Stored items
((

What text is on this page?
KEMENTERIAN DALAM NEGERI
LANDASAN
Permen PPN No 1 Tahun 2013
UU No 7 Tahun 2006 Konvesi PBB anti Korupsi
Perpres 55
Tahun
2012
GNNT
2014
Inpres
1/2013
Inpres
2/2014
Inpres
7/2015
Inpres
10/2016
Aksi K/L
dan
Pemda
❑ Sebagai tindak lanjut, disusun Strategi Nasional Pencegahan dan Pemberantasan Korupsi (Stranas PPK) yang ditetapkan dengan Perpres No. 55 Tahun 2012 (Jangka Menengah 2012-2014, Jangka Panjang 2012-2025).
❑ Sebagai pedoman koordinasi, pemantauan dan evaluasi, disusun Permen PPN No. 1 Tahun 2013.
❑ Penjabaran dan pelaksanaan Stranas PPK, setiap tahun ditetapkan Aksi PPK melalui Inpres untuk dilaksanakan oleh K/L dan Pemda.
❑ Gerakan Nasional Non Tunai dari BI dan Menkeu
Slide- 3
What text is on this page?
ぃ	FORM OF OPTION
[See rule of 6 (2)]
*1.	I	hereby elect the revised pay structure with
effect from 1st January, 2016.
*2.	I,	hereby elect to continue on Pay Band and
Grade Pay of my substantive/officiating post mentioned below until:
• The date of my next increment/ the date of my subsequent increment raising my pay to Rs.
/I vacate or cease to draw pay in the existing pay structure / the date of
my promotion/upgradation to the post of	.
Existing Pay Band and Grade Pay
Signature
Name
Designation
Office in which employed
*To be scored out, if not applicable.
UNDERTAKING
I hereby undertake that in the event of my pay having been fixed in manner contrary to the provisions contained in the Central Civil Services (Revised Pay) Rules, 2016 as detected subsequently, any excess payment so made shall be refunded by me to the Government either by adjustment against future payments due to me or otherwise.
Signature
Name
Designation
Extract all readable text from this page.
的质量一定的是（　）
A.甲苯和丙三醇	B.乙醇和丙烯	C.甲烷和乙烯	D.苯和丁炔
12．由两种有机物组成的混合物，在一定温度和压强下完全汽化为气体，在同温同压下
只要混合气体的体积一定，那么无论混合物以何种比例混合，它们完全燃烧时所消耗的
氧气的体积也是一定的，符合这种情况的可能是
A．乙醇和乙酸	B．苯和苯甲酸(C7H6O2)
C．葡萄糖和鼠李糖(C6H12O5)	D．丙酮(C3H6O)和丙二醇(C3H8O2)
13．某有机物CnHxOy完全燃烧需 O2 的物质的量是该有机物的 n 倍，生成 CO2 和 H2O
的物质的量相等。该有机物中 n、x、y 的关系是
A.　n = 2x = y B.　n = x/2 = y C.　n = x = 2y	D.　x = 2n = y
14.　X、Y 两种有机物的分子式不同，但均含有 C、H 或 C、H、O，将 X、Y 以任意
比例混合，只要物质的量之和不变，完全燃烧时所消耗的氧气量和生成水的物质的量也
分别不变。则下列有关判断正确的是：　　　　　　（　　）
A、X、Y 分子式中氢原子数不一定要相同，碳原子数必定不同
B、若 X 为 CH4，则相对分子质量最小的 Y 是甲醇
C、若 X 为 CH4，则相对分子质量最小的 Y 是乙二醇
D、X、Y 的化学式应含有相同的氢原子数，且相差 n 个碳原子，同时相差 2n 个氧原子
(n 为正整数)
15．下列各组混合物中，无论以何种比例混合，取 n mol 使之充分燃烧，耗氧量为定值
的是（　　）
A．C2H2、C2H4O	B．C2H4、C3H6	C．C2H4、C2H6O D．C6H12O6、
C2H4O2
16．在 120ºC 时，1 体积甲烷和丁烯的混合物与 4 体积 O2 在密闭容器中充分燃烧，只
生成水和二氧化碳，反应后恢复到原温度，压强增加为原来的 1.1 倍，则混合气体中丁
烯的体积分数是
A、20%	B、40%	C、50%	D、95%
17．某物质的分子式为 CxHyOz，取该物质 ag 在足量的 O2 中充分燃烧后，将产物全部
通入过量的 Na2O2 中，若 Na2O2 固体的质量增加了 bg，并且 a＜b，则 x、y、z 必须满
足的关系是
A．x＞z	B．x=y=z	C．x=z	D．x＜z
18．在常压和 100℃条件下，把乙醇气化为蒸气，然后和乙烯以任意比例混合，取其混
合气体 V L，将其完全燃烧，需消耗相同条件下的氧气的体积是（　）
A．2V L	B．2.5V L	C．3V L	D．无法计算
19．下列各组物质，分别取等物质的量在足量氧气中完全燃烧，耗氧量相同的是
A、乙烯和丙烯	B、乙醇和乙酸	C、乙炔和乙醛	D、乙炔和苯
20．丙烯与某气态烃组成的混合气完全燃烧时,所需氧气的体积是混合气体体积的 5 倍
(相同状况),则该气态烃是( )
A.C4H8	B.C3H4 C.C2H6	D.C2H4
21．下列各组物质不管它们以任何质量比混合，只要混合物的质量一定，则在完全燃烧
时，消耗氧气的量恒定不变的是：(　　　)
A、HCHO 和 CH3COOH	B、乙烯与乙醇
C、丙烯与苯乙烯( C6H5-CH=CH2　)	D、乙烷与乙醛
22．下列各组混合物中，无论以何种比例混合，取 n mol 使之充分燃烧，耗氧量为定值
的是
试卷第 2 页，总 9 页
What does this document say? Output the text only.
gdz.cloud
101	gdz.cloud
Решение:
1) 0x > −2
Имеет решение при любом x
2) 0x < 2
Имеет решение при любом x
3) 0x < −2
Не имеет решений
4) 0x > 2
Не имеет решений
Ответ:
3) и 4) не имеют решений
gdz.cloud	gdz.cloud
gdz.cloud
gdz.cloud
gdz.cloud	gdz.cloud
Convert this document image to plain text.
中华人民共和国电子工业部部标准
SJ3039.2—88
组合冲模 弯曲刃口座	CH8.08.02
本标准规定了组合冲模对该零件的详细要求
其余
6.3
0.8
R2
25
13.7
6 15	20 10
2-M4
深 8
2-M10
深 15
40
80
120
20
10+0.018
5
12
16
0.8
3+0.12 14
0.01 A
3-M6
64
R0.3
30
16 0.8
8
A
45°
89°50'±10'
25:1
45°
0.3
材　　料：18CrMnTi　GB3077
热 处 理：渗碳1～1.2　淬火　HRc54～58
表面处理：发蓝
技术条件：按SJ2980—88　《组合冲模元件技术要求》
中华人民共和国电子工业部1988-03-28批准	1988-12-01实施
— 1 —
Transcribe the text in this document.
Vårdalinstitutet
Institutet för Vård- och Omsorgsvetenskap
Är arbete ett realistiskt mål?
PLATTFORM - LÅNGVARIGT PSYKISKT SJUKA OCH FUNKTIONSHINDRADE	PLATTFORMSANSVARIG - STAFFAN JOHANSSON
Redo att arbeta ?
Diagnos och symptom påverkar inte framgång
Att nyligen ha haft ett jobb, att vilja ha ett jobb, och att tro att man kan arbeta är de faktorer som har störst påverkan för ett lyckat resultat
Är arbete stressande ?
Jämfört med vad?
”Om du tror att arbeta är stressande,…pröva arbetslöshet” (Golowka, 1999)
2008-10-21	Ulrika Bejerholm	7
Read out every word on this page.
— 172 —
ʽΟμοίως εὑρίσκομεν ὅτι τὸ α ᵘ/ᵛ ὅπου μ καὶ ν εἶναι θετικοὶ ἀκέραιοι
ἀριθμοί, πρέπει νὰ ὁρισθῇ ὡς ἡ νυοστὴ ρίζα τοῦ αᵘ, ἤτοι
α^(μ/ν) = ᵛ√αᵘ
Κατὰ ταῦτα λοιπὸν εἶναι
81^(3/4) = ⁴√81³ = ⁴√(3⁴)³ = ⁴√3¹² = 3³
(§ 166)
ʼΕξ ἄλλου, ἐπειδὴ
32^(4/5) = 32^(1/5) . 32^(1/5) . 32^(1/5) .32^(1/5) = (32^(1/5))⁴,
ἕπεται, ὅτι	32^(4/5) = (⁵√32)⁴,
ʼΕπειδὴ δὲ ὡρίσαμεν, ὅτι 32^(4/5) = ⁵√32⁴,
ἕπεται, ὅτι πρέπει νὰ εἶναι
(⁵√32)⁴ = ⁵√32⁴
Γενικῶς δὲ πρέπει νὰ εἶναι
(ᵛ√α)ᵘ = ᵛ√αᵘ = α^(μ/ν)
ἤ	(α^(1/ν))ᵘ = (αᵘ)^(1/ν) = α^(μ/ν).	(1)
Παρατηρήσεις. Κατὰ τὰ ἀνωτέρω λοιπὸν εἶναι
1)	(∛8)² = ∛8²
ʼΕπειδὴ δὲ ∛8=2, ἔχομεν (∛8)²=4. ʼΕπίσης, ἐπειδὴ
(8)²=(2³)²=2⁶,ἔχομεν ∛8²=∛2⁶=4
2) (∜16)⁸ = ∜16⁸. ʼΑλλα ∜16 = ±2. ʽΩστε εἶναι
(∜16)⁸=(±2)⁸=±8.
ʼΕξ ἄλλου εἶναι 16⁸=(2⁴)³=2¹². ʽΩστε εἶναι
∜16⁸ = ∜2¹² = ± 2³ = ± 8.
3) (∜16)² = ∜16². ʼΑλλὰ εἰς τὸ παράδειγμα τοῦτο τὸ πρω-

))

What to produce »
Looking at the records above, tally the lines holding "下列各组混合物中" and reply with that number only.

Exercise response »
2